▶ Tasks:
a – From the passage on Bryher and H.D., extract the text between "She could not" and "colleague of Freud’s.", inclusive.
b – In the passage on Bryher and H.D., who conducted the years of psychoanalysis that Bryher underwent?

▶ Quoted text:
‘But how are you not free?’ She knew that would be the astonished answer. ‘What have you ever been forbidden to do?’
‘It’s the thousand things too unimportant to mention. But that make a barrier… Not cutting my hair short… I want to write. I have never been my real self to you. I have been silent about the things I care about. Because I knew you hated me to be rough and independent.
She could not say this. Could not hurt people’s feelings. Things had gone on too long.
But how to partner H.D. was also a problem for Bryher. Her commitment was total, she thought H.D. a genius, but finding a context was not going to be easy. To H.D., on some level other people were like trees blowing in the wind. And Bryher had her own bouts of confusion and temper loss. H.D. observed her distress but was not a person to protect or console. In later life, Bryher reflected that she did not understand her own motivation until she had undergone years of psychoanalysis with Hanns Sachs, a colleague of Freud’s.

Records excerpted from a collection
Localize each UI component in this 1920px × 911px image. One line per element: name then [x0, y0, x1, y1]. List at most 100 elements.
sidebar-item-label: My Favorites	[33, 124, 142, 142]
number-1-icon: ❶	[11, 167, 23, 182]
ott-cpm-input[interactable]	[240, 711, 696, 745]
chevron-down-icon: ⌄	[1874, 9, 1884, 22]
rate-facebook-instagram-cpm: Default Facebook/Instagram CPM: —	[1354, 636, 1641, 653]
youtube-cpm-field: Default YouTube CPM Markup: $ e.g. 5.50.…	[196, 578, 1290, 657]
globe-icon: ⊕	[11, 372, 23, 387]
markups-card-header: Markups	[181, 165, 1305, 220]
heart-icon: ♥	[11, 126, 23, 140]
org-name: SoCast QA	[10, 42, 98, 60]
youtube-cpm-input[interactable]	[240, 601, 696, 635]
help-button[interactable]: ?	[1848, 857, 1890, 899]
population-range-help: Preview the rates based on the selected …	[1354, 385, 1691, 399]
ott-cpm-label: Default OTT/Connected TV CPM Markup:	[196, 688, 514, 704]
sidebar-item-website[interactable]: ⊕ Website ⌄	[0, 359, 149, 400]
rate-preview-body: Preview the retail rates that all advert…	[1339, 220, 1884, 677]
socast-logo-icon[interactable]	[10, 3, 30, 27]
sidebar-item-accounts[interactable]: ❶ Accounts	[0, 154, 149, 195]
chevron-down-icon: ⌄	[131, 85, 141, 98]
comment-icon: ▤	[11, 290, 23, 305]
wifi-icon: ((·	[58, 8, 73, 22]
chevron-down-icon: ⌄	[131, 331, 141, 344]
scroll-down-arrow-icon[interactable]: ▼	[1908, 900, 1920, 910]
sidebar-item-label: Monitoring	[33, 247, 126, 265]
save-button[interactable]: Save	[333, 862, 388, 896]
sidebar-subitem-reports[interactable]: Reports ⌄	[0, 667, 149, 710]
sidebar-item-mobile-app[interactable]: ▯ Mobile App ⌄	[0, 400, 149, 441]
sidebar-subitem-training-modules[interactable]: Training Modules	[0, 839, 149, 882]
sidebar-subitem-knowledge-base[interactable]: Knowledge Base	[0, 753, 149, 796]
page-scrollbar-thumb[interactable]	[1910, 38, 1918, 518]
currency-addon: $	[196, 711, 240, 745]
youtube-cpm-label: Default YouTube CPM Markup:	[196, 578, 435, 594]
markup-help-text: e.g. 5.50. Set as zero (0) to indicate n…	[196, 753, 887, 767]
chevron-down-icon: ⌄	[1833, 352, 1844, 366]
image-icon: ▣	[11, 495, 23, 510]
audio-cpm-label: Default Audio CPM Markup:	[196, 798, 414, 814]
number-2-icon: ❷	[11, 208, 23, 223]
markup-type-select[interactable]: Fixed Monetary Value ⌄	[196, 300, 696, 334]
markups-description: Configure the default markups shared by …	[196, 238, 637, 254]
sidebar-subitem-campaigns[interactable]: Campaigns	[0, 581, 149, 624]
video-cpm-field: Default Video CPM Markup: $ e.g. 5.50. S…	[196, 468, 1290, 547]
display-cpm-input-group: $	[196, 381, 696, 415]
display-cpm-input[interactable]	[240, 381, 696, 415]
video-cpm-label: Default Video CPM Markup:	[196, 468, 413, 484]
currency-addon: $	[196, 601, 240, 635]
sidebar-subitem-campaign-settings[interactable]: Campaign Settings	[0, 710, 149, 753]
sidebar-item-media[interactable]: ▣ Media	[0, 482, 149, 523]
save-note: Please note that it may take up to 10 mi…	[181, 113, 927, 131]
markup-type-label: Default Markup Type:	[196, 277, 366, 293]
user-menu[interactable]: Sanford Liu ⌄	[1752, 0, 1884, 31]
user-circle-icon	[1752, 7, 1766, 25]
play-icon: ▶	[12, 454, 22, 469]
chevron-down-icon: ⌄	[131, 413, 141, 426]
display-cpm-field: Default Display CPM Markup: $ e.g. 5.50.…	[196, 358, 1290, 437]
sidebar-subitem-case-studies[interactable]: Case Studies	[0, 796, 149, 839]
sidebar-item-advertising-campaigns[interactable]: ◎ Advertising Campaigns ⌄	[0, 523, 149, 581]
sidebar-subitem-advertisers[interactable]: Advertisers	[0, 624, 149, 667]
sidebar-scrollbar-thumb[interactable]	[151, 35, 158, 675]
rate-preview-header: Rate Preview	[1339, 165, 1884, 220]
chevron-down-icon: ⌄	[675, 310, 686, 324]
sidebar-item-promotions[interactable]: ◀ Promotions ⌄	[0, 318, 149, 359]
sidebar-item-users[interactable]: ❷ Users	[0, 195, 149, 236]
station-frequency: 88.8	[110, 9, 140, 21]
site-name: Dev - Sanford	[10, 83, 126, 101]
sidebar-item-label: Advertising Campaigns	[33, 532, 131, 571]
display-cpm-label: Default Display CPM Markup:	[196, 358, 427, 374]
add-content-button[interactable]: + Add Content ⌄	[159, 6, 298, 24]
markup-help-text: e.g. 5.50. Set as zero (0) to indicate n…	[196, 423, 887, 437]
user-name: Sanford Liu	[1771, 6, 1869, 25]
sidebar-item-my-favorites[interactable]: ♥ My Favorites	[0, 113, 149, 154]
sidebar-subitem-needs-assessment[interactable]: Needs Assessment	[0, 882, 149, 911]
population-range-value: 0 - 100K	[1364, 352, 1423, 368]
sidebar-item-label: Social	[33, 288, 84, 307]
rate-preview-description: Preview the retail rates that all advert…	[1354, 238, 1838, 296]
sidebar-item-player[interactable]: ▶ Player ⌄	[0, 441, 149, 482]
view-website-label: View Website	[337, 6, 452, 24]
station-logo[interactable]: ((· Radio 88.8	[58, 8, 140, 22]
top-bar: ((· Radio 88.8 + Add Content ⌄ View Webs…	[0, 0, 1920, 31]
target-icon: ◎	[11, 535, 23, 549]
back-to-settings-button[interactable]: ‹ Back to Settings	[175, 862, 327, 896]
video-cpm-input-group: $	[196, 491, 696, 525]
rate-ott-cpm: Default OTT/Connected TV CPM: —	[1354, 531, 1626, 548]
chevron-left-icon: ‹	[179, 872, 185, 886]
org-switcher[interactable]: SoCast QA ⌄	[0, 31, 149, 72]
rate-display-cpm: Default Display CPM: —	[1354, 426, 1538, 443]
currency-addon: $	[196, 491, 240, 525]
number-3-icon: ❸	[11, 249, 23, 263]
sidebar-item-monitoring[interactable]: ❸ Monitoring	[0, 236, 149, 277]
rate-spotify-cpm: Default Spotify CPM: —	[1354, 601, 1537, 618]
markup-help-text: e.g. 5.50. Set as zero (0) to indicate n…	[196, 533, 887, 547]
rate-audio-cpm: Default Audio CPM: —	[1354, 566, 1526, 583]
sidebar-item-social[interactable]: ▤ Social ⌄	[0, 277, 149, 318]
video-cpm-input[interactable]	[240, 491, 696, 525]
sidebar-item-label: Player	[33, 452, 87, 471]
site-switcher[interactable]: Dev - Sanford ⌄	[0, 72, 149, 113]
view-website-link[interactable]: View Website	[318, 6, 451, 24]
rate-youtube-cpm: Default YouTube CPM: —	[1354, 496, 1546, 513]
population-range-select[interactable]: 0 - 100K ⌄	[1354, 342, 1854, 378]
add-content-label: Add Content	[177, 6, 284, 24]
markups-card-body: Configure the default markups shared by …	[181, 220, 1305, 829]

▶ Task-by-task answers:
a –
She could not say this. Could not hurt people’s feelings. Things had gone on too long.
But how to partner H.D. was also a problem for Bryher. Her commitment was total, she thought H.D. a genius, but finding a context was not going to be easy. To H.D., on some level other people were like trees blowing in the wind. And Bryher had her own bouts of confusion and temper loss. H.D. observed her distress but was not a person to protect or console. In later life, Bryher reflected that she did not understand her own motivation until she had undergone years of psychoanalysis with Hanns Sachs, a colleague of Freud’s.

b – Hanns Sachs, a colleague of Freud's.